- PROBLEM REQUIREMENTS:
Reproduce the whole listing, character for character.

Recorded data
+ + +
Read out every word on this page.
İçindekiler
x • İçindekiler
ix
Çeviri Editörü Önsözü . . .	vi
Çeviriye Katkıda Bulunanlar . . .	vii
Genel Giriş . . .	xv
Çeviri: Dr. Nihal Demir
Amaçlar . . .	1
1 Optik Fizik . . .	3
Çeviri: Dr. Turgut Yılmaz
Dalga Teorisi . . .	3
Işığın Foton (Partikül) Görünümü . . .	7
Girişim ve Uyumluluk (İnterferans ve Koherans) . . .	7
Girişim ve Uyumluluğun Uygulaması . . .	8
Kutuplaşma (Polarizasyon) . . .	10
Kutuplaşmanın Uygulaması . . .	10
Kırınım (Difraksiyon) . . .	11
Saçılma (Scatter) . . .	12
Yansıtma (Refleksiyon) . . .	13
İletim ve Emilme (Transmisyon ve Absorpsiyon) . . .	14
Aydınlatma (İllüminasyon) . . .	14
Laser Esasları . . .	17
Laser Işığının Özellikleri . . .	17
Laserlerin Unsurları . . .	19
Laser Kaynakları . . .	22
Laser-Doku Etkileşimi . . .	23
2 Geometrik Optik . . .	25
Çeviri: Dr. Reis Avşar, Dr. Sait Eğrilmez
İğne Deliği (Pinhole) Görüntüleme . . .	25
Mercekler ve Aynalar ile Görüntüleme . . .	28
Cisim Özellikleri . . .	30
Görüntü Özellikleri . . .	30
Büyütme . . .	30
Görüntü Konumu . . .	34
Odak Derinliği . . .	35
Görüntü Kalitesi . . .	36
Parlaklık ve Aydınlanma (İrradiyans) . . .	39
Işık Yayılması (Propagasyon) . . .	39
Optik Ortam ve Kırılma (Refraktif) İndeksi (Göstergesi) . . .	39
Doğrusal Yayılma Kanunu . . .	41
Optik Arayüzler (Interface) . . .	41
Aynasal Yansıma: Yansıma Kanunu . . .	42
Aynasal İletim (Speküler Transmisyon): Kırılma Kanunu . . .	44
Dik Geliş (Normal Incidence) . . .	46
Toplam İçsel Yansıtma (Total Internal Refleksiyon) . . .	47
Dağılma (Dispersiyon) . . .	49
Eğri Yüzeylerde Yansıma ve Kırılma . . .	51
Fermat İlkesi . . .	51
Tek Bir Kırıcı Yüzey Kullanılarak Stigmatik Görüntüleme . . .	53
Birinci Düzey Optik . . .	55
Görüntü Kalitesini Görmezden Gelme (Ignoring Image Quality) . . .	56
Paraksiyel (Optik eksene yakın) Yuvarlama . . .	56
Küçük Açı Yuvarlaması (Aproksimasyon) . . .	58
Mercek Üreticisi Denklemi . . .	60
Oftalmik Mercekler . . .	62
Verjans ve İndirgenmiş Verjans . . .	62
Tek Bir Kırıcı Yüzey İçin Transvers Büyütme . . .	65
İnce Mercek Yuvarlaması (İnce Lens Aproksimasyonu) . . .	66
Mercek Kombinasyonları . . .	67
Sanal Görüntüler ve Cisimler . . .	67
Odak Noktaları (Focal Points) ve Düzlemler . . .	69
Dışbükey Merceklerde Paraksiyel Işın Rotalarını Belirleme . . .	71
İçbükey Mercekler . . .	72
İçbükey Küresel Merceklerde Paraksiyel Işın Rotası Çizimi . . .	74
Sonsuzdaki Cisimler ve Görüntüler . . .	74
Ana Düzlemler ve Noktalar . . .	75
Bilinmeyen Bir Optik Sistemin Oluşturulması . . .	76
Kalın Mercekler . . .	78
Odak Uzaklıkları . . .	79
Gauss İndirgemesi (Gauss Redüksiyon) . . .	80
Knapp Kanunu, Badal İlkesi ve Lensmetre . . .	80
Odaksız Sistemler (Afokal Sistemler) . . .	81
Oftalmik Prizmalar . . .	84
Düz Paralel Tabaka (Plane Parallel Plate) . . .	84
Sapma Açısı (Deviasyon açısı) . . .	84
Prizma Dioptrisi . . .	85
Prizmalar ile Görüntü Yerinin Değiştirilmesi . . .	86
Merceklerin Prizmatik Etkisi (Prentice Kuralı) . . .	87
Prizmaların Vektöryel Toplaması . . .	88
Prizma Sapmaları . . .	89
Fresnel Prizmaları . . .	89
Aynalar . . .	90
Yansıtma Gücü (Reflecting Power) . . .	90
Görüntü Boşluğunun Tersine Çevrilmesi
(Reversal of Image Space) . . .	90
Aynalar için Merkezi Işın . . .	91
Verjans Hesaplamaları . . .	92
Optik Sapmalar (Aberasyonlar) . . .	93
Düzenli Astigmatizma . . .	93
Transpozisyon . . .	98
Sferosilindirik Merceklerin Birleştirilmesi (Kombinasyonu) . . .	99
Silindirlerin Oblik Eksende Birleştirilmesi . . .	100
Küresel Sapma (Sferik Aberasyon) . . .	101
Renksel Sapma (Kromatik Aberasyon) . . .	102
+ + +
- TASK ANSWER:
Read out every word on this page.
İçindekiler
x • İçindekiler
ix
Çeviri Editörü Önsözü . . .	vi
Çeviriye Katkıda Bulunanlar . . .	vii
Genel Giriş . . .	xv
Çeviri: Dr. Nihal Demir
Amaçlar . . .	1
1 Optik Fizik . . .	3
Çeviri: Dr. Turgut Yılmaz
Dalga Teorisi . . .	3
Işığın Foton (Partikül) Görünümü . . .	7
Girişim ve Uyumluluk (İnterferans ve Koherans) . . .	7
Girişim ve Uyumluluğun Uygulaması . . .	8
Kutuplaşma (Polarizasyon) . . .	10
Kutuplaşmanın Uygulaması . . .	10
Kırınım (Difraksiyon) . . .	11
Saçılma (Scatter) . . .	12
Yansıtma (Refleksiyon) . . .	13
İletim ve Emilme (Transmisyon ve Absorpsiyon) . . .	14
Aydınlatma (İllüminasyon) . . .	14
Laser Esasları . . .	17
Laser Işığının Özellikleri . . .	17
Laserlerin Unsurları . . .	19
Laser Kaynakları . . .	22
Laser-Doku Etkileşimi . . .	23
2 Geometrik Optik . . .	25
Çeviri: Dr. Reis Avşar, Dr. Sait Eğrilmez
İğne Deliği (Pinhole) Görüntüleme . . .	25
Mercekler ve Aynalar ile Görüntüleme . . .	28
Cisim Özellikleri . . .	30
Görüntü Özellikleri . . .	30
Büyütme . . .	30
Görüntü Konumu . . .	34
Odak Derinliği . . .	35
Görüntü Kalitesi . . .	36
Parlaklık ve Aydınlanma (İrradiyans) . . .	39
Işık Yayılması (Propagasyon) . . .	39
Optik Ortam ve Kırılma (Refraktif) İndeksi (Göstergesi) . . .	39
Doğrusal Yayılma Kanunu . . .	41
Optik Arayüzler (Interface) . . .	41
Aynasal Yansıma: Yansıma Kanunu . . .	42
Aynasal İletim (Speküler Transmisyon): Kırılma Kanunu . . .	44
Dik Geliş (Normal Incidence) . . .	46
Toplam İçsel Yansıtma (Total Internal Refleksiyon) . . .	47
Dağılma (Dispersiyon) . . .	49
Eğri Yüzeylerde Yansıma ve Kırılma . . .	51
Fermat İlkesi . . .	51
Tek Bir Kırıcı Yüzey Kullanılarak Stigmatik Görüntüleme . . .	53
Birinci Düzey Optik . . .	55
Görüntü Kalitesini Görmezden Gelme (Ignoring Image Quality) . . .	56
Paraksiyel (Optik eksene yakın) Yuvarlama . . .	56
Küçük Açı Yuvarlaması (Aproksimasyon) . . .	58
Mercek Üreticisi Denklemi . . .	60
Oftalmik Mercekler . . .	62
Verjans ve İndirgenmiş Verjans . . .	62
Tek Bir Kırıcı Yüzey İçin Transvers Büyütme . . .	65
İnce Mercek Yuvarlaması (İnce Lens Aproksimasyonu) . . .	66
Mercek Kombinasyonları . . .	67
Sanal Görüntüler ve Cisimler . . .	67
Odak Noktaları (Focal Points) ve Düzlemler . . .	69
Dışbükey Merceklerde Paraksiyel Işın Rotalarını Belirleme . . .	71
İçbükey Mercekler . . .	72
İçbükey Küresel Merceklerde Paraksiyel Işın Rotası Çizimi . . .	74
Sonsuzdaki Cisimler ve Görüntüler . . .	74
Ana Düzlemler ve Noktalar . . .	75
Bilinmeyen Bir Optik Sistemin Oluşturulması . . .	76
Kalın Mercekler . . .	78
Odak Uzaklıkları . . .	79
Gauss İndirgemesi (Gauss Redüksiyon) . . .	80
Knapp Kanunu, Badal İlkesi ve Lensmetre . . .	80
Odaksız Sistemler (Afokal Sistemler) . . .	81
Oftalmik Prizmalar . . .	84
Düz Paralel Tabaka (Plane Parallel Plate) . . .	84
Sapma Açısı (Deviasyon açısı) . . .	84
Prizma Dioptrisi . . .	85
Prizmalar ile Görüntü Yerinin Değiştirilmesi . . .	86
Merceklerin Prizmatik Etkisi (Prentice Kuralı) . . .	87
Prizmaların Vektöryel Toplaması . . .	88
Prizma Sapmaları . . .	89
Fresnel Prizmaları . . .	89
Aynalar . . .	90
Yansıtma Gücü (Reflecting Power) . . .	90
Görüntü Boşluğunun Tersine Çevrilmesi
(Reversal of Image Space) . . .	90
Aynalar için Merkezi Işın . . .	91
Verjans Hesaplamaları . . .	92
Optik Sapmalar (Aberasyonlar) . . .	93
Düzenli Astigmatizma . . .	93
Transpozisyon . . .	98
Sferosilindirik Merceklerin Birleştirilmesi (Kombinasyonu) . . .	99
Silindirlerin Oblik Eksende Birleştirilmesi . . .	100
Küresel Sapma (Sferik Aberasyon) . . .	101
Renksel Sapma (Kromatik Aberasyon) . . .	102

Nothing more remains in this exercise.